(INPUT):
◆ ◆ ◆ ◆ ◆ ◆ ◆

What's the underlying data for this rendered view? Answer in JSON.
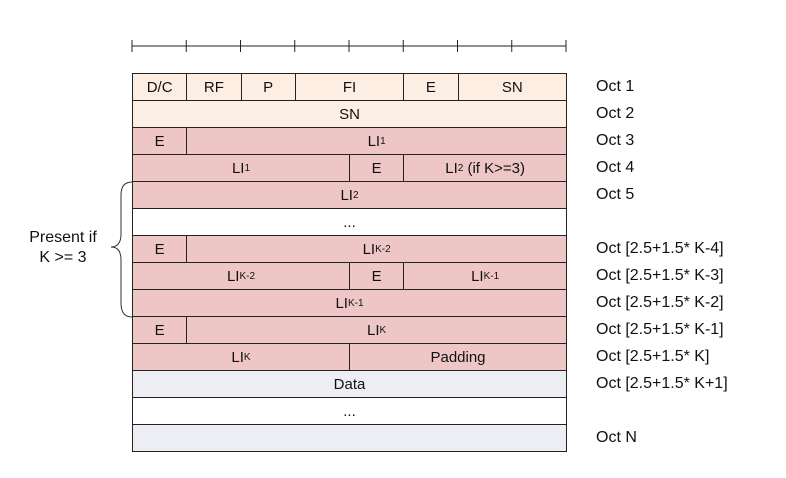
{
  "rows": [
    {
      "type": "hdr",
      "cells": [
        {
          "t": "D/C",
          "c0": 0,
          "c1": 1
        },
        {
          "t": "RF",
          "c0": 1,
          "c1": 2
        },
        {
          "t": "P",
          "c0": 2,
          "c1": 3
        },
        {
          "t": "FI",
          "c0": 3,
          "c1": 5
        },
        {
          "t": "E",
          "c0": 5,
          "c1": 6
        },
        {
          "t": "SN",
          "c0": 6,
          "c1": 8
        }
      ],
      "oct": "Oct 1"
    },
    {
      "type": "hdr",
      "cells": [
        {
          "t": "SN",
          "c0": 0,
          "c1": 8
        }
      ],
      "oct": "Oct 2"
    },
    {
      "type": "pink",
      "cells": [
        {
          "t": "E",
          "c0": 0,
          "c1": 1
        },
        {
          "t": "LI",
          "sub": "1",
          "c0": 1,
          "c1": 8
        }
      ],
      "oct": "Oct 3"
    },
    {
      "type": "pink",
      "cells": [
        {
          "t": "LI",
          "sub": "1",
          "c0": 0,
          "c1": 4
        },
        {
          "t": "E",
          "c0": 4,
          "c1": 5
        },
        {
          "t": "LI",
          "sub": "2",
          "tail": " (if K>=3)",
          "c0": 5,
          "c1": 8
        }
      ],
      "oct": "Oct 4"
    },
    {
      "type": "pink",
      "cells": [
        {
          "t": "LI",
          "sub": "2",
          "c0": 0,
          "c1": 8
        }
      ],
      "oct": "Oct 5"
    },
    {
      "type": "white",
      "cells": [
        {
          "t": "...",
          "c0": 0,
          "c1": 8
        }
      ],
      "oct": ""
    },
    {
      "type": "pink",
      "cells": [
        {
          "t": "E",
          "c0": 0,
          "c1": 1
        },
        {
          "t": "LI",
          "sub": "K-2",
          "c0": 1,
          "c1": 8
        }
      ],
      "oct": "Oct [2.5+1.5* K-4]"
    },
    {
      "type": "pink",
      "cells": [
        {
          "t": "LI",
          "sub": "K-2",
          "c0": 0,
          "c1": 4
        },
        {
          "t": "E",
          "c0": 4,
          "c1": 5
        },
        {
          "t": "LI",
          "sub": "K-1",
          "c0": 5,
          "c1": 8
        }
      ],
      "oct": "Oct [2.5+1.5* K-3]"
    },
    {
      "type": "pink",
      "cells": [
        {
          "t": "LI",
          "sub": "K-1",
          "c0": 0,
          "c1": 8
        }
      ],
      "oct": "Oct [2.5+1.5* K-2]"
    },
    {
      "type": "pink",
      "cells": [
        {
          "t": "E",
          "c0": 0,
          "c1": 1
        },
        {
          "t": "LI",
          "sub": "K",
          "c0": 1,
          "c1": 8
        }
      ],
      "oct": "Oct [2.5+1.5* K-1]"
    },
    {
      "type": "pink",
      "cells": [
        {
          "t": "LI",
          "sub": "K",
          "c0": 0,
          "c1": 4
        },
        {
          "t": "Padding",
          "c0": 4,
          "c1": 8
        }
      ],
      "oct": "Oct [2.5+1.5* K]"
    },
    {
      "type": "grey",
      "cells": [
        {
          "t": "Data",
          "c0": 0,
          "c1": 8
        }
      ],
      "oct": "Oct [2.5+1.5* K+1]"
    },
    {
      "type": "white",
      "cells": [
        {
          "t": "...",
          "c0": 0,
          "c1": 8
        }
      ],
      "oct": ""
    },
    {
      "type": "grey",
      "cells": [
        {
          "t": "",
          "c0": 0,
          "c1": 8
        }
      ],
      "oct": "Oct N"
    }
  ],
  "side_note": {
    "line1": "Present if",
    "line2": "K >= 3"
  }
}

◆ ◆ ◆ ◆ ◆ ◆ ◆

(GOAL OF THE EXERCISE): Each record above must be returned exactly as written, with its pictures omitted.

(COMPLETE ANSWER):
What's the underlying data for this rendered view? Answer in JSON.
{
  "rows": [
    {
      "type": "hdr",
      "cells": [
        {
          "t": "D/C",
          "c0": 0,
          "c1": 1
        },
        {
          "t": "RF",
          "c0": 1,
          "c1": 2
        },
        {
          "t": "P",
          "c0": 2,
          "c1": 3
        },
        {
          "t": "FI",
          "c0": 3,
          "c1": 5
        },
        {
          "t": "E",
          "c0": 5,
          "c1": 6
        },
        {
          "t": "SN",
          "c0": 6,
          "c1": 8
        }
      ],
      "oct": "Oct 1"
    },
    {
      "type": "hdr",
      "cells": [
        {
          "t": "SN",
          "c0": 0,
          "c1": 8
        }
      ],
      "oct": "Oct 2"
    },
    {
      "type": "pink",
      "cells": [
        {
          "t": "E",
          "c0": 0,
          "c1": 1
        },
        {
          "t": "LI",
          "sub": "1",
          "c0": 1,
          "c1": 8
        }
      ],
      "oct": "Oct 3"
    },
    {
      "type": "pink",
      "cells": [
        {
          "t": "LI",
          "sub": "1",
          "c0": 0,
          "c1": 4
        },
        {
          "t": "E",
          "c0": 4,
          "c1": 5
        },
        {
          "t": "LI",
          "sub": "2",
          "tail": " (if K>=3)",
          "c0": 5,
          "c1": 8
        }
      ],
      "oct": "Oct 4"
    },
    {
      "type": "pink",
      "cells": [
        {
          "t": "LI",
          "sub": "2",
          "c0": 0,
          "c1": 8
        }
      ],
      "oct": "Oct 5"
    },
    {
      "type": "white",
      "cells": [
        {
          "t": "...",
          "c0": 0,
          "c1": 8
        }
      ],
      "oct": ""
    },
    {
      "type": "pink",
      "cells": [
        {
          "t": "E",
          "c0": 0,
          "c1": 1
        },
        {
          "t": "LI",
          "sub": "K-2",
          "c0": 1,
          "c1": 8
        }
      ],
      "oct": "Oct [2.5+1.5* K-4]"
    },
    {
      "type": "pink",
      "cells": [
        {
          "t": "LI",
          "sub": "K-2",
          "c0": 0,
          "c1": 4
        },
        {
          "t": "E",
          "c0": 4,
          "c1": 5
        },
        {
          "t": "LI",
          "sub": "K-1",
          "c0": 5,
          "c1": 8
        }
      ],
      "oct": "Oct [2.5+1.5* K-3]"
    },
    {
      "type": "pink",
      "cells": [
        {
          "t": "LI",
          "sub": "K-1",
          "c0": 0,
          "c1": 8
        }
      ],
      "oct": "Oct [2.5+1.5* K-2]"
    },
    {
      "type": "pink",
      "cells": [
        {
          "t": "E",
          "c0": 0,
          "c1": 1
        },
        {
          "t": "LI",
          "sub": "K",
          "c0": 1,
          "c1": 8
        }
      ],
      "oct": "Oct [2.5+1.5* K-1]"
    },
    {
      "type": "pink",
      "cells": [
        {
          "t": "LI",
          "sub": "K",
          "c0": 0,
          "c1": 4
        },
        {
          "t": "Padding",
          "c0": 4,
          "c1": 8
        }
      ],
      "oct": "Oct [2.5+1.5* K]"
    },
    {
      "type": "grey",
      "cells": [
        {
          "t": "Data",
          "c0": 0,
          "c1": 8
        }
      ],
      "oct": "Oct [2.5+1.5* K+1]"
    },
    {
      "type": "white",
      "cells": [
        {
          "t": "...",
          "c0": 0,
          "c1": 8
        }
      ],
      "oct": ""
    },
    {
      "type": "grey",
      "cells": [
        {
          "t": "",
          "c0": 0,
          "c1": 8
        }
      ],
      "oct": "Oct N"
    }
  ],
  "side_note": {
    "line1": "Present if",
    "line2": "K >= 3"
  }
}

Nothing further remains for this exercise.